*What is expected*: Word for word, restate every line of the listing that follows.

*Data*:
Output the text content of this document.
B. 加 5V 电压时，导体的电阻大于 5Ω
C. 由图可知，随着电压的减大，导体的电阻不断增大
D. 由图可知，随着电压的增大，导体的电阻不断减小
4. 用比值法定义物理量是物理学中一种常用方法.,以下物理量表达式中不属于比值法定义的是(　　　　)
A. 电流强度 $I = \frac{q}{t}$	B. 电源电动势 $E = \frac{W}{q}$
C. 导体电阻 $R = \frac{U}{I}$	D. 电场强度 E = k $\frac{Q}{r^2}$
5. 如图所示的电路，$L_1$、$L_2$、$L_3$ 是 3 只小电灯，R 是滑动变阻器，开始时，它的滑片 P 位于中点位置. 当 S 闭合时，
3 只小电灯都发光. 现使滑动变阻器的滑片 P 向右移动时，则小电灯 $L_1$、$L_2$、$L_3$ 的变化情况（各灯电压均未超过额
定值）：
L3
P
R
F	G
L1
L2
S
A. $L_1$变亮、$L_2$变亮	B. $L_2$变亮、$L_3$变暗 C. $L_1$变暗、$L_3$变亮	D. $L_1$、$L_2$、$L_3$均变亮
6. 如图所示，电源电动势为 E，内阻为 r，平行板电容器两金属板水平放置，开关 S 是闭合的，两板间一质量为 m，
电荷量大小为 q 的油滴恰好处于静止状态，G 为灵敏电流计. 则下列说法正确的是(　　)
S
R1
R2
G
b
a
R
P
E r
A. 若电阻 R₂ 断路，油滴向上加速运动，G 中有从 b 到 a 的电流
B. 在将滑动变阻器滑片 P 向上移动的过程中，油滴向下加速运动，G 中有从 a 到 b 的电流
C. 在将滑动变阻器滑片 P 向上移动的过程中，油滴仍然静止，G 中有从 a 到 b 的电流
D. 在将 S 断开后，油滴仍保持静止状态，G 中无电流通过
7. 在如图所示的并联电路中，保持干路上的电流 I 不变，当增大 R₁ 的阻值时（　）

*Complete response*:
Output the text content of this document.
B. 加 5V 电压时，导体的电阻大于 5Ω
C. 由图可知，随着电压的减大，导体的电阻不断增大
D. 由图可知，随着电压的增大，导体的电阻不断减小
4. 用比值法定义物理量是物理学中一种常用方法.,以下物理量表达式中不属于比值法定义的是(　　　　)
A. 电流强度 $I = \frac{q}{t}$	B. 电源电动势 $E = \frac{W}{q}$
C. 导体电阻 $R = \frac{U}{I}$	D. 电场强度 E = k $\frac{Q}{r^2}$
5. 如图所示的电路，$L_1$、$L_2$、$L_3$ 是 3 只小电灯，R 是滑动变阻器，开始时，它的滑片 P 位于中点位置. 当 S 闭合时，
3 只小电灯都发光. 现使滑动变阻器的滑片 P 向右移动时，则小电灯 $L_1$、$L_2$、$L_3$ 的变化情况（各灯电压均未超过额
定值）：
L3
P
R
F	G
L1
L2
S
A. $L_1$变亮、$L_2$变亮	B. $L_2$变亮、$L_3$变暗 C. $L_1$变暗、$L_3$变亮	D. $L_1$、$L_2$、$L_3$均变亮
6. 如图所示，电源电动势为 E，内阻为 r，平行板电容器两金属板水平放置，开关 S 是闭合的，两板间一质量为 m，
电荷量大小为 q 的油滴恰好处于静止状态，G 为灵敏电流计. 则下列说法正确的是(　　)
S
R1
R2
G
b
a
R
P
E r
A. 若电阻 R₂ 断路，油滴向上加速运动，G 中有从 b 到 a 的电流
B. 在将滑动变阻器滑片 P 向上移动的过程中，油滴向下加速运动，G 中有从 a 到 b 的电流
C. 在将滑动变阻器滑片 P 向上移动的过程中，油滴仍然静止，G 中有从 a 到 b 的电流
D. 在将 S 断开后，油滴仍保持静止状态，G 中无电流通过
7. 在如图所示的并联电路中，保持干路上的电流 I 不变，当增大 R₁ 的阻值时（　）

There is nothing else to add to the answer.